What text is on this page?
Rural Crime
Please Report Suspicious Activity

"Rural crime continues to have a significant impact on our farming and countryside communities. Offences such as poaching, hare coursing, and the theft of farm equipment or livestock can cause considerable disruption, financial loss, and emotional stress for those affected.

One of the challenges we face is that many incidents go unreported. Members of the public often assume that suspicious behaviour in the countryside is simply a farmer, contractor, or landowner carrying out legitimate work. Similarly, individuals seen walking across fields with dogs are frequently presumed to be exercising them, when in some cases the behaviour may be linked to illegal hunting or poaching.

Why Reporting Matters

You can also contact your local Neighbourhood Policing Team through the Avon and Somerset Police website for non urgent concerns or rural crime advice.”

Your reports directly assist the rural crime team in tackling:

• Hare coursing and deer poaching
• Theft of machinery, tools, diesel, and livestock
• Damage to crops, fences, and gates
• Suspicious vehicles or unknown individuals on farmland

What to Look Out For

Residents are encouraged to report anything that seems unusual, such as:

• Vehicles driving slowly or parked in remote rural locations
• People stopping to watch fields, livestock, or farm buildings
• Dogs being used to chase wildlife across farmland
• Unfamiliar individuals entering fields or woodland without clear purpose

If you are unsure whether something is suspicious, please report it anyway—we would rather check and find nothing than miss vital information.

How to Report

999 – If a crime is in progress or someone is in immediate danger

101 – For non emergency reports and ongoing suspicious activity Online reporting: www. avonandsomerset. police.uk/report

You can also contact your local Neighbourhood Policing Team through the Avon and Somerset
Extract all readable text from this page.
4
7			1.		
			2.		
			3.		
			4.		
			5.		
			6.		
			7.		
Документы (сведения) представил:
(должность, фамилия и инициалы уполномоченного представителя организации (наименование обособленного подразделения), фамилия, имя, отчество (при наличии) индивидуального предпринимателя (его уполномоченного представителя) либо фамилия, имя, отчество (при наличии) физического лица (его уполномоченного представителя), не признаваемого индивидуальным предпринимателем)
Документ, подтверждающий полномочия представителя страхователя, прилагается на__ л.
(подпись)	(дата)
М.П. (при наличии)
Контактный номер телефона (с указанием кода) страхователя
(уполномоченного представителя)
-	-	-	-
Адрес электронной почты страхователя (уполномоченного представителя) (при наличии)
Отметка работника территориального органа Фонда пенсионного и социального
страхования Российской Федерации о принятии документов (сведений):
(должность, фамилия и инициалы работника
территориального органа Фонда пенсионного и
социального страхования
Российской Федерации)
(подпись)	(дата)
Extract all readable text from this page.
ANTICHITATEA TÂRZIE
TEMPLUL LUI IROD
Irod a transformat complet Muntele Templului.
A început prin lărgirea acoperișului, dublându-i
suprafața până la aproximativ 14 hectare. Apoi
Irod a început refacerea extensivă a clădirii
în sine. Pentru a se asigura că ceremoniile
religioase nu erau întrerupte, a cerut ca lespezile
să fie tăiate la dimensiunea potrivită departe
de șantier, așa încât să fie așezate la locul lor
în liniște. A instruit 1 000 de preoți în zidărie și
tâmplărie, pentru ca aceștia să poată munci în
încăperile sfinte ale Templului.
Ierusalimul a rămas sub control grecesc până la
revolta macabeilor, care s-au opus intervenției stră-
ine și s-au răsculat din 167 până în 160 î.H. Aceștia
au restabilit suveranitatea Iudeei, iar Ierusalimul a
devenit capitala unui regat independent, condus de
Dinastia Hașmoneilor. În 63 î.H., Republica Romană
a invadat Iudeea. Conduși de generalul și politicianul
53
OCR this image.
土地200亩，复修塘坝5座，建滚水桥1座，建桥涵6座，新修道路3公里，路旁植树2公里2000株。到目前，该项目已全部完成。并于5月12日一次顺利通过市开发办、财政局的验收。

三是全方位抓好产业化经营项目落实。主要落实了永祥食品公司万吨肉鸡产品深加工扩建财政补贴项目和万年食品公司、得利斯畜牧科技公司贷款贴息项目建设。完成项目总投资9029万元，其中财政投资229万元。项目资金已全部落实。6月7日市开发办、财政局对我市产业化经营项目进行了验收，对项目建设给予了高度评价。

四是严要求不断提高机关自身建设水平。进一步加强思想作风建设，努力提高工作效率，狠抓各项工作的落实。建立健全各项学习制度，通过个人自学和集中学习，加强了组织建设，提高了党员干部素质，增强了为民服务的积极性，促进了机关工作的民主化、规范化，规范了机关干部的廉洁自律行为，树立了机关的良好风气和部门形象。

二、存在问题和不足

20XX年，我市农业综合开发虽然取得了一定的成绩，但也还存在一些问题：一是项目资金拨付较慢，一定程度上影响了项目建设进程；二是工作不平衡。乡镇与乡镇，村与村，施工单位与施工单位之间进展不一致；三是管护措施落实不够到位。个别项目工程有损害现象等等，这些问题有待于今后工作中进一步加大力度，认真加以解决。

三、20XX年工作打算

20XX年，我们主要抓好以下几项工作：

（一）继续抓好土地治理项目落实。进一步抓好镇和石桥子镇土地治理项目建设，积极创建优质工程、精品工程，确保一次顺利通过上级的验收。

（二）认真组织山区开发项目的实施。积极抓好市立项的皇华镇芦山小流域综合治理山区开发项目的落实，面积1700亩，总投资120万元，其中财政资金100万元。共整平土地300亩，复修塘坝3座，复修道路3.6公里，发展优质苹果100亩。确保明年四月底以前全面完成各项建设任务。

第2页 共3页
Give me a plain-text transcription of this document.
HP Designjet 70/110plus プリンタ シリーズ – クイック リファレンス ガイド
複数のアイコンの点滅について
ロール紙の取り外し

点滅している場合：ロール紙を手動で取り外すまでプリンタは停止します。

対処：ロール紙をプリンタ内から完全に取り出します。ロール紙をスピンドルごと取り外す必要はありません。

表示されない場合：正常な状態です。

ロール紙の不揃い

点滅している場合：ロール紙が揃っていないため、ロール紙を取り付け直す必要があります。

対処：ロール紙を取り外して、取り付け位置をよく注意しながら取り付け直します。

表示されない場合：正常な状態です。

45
———
■ Problem description: Report all lines of the material that contain the word "социального".

■ Finished answer:
Отметка работника территориального органа Фонда пенсионного и социального
социального страхования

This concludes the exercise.